» Exercise materials
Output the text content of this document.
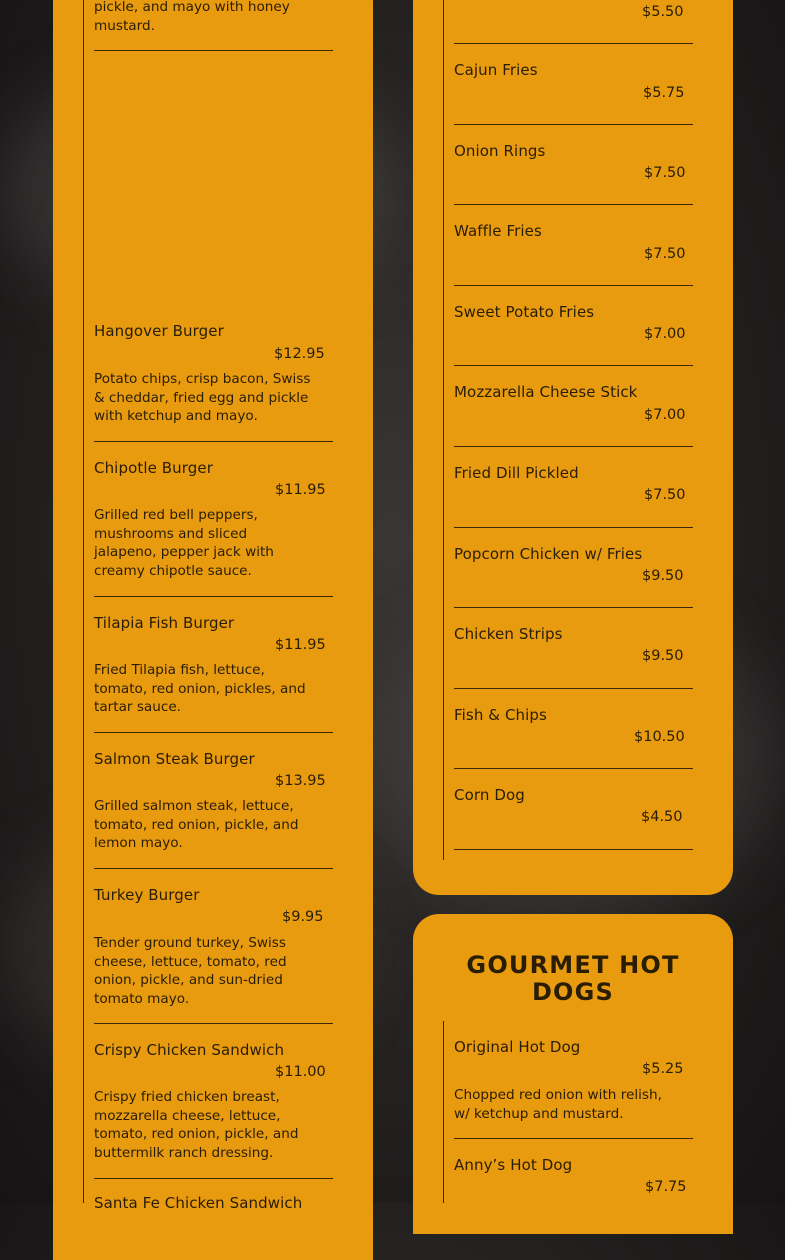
pickle, and mayo with honey mustard.

Hangover Burger

$12.95

Potato chips, crisp bacon, Swiss & cheddar, fried egg and pickle with ketchup and mayo.

Chipotle Burger

$11.95

Grilled red bell peppers, mushrooms and sliced jalapeno, pepper jack with creamy chipotle sauce.

Tilapia Fish Burger

$11.95

Fried Tilapia fish, lettuce, tomato, red onion, pickles, and tartar sauce.

Salmon Steak Burger

$13.95

Grilled salmon steak, lettuce, tomato, red onion, pickle, and lemon mayo.

Turkey Burger

$9.95

Tender ground turkey, Swiss cheese, lettuce, tomato, red onion, pickle, and sun-dried tomato mayo.

Crispy Chicken Sandwich

$11.00

Crispy fried chicken breast, mozzarella cheese, lettuce, tomato, red onion, pickle, and buttermilk ranch dressing.

Santa Fe Chicken Sandwich

$5.50

Cajun Fries

$5.75

Onion Rings

$7.50

Waffle Fries

$7.50

Sweet Potato Fries

$7.00

Mozzarella Cheese Stick

$7.00

Fried Dill Pickled

$7.50

Popcorn Chicken w/ Fries

$9.50

Chicken Strips

$9.50

Fish & Chips

$10.50

Corn Dog

$4.50

GOURMET HOT DOGS

Original Hot Dog

$5.25

Chopped red onion with relish, w/ ketchup and mustard.

Anny’s Hot Dog

$7.75
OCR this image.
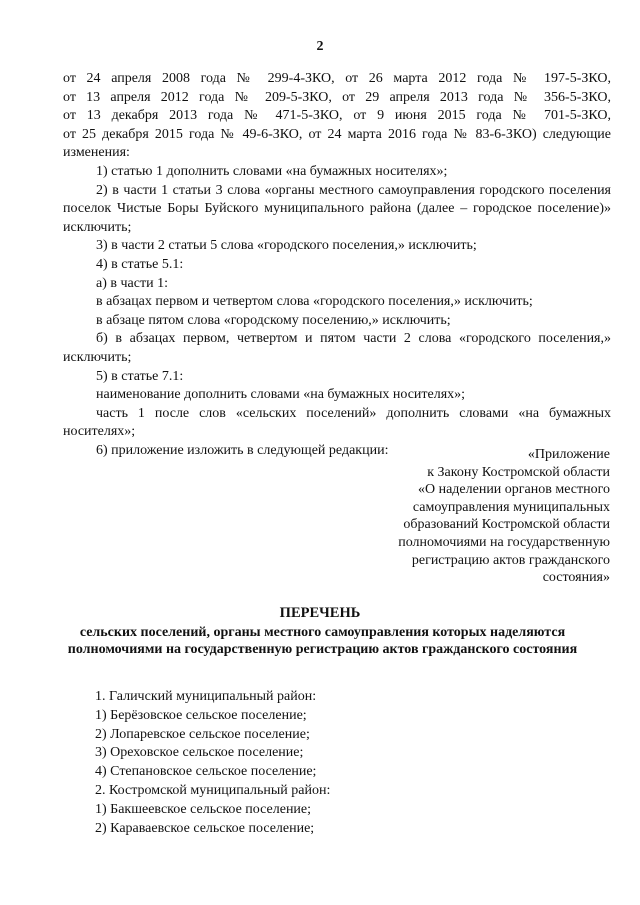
2

от 24 апреля 2008 года № 299-4-ЗКО, от 26 марта 2012 года № 197-5-ЗКО,

от 13 апреля 2012 года № 209-5-ЗКО, от 29 апреля 2013 года № 356-5-ЗКО,

от 13 декабря 2013 года № 471-5-ЗКО, от 9 июня 2015 года № 701-5-ЗКО,

от 25 декабря 2015 года № 49-6-ЗКО, от 24 марта 2016 года № 83-6-ЗКО) следующие

изменения:

1) статью 1 дополнить словами «на бумажных носителях»;

2) в части 1 статьи 3 слова «органы местного самоуправления городского поселения поселок Чистые Боры Буйского муниципального района (далее – городское поселение)» исключить;

3) в части 2 статьи 5 слова «городского поселения,» исключить;

4) в статье 5.1:

а) в части 1:

в абзацах первом и четвертом слова «городского поселения,» исключить;

в абзаце пятом слова «городскому поселению,» исключить;

б) в абзацах первом, четвертом и пятом части 2 слова «городского поселения,» исключить;

5) в статье 7.1:

наименование дополнить словами «на бумажных носителях»;

часть 1 после слов «сельских поселений» дополнить словами «на бумажных носителях»;

6) приложение изложить в следующей редакции:	«Приложение
к Закону Костромской области
«О наделении органов местного
самоуправления муниципальных
образований Костромской области
полномочиями на государственную
регистрацию актов гражданского
состояния»
ПЕРЕЧЕНЬ
сельских поселений, органы местного самоуправления которых наделяются полномочиями на государственную регистрацию актов гражданского состояния
1. Галичский муниципальный район:
1) Берёзовское сельское поселение;
2) Лопаревское сельское поселение;
3) Ореховское сельское поселение;
4) Степановское сельское поселение;
2. Костромской муниципальный район:
1) Бакшеевское сельское поселение;
2) Караваевское сельское поселение;
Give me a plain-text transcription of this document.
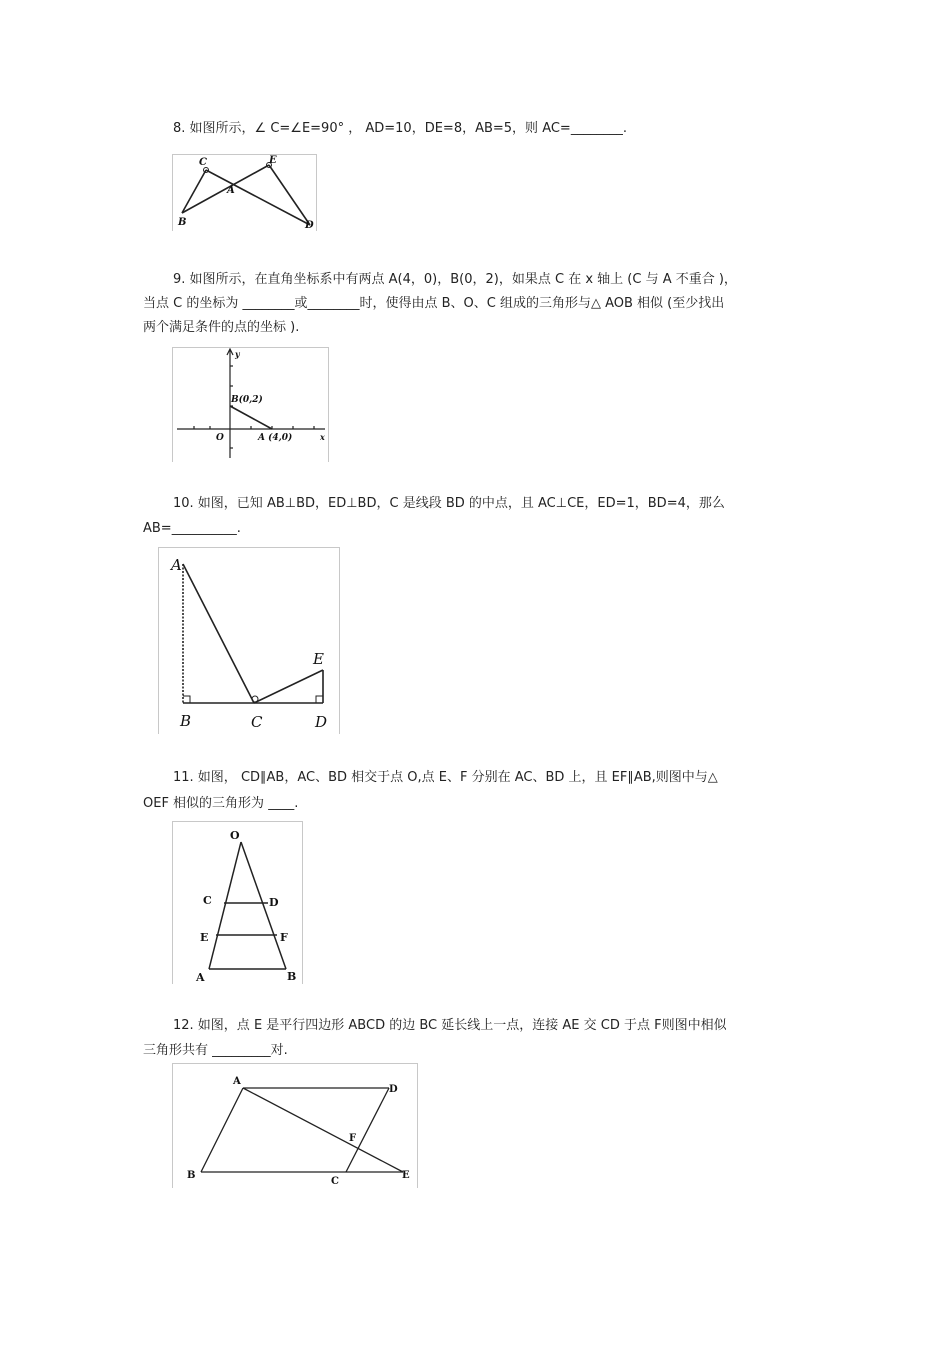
8. 如图所示，∠ C=∠E=90° ， AD=10，DE=8，AB=5，则 AC=________.
C	E
A
B	D
9. 如图所示，在直角坐标系中有两点 A(4，0)，B(0，2)，如果点 C 在 x 轴上 (C 与 A 不重合 )，
当点 C 的坐标为 ________或________时，使得由点 B、O、C 组成的三角形与△ AOB 相似 (至少找出
两个满足条件的点的坐标 ).
y
x
O
B(0,2)
A (4,0)
10. 如图，已知 AB⊥BD，ED⊥BD，C 是线段 BD 的中点，且 AC⊥CE，ED=1，BD=4，那么
AB=__________.
A
B	C	D
E
11. 如图， CD∥AB，AC、BD 相交于点 O,点 E、F 分别在 AC、BD 上，且 EF∥AB,则图中与△
OEF 相似的三角形为 ____.
O
C	D
E	F
A	B
12. 如图，点 E 是平行四边形 ABCD 的边 BC 延长线上一点，连接 AE 交 CD 于点 F则图中相似
三角形共有 _________对.
A
D
F
B
C
E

» Exercise
Among the lines of the data above, count those holding "пятом" and state only the number.

» Answer to the problem
2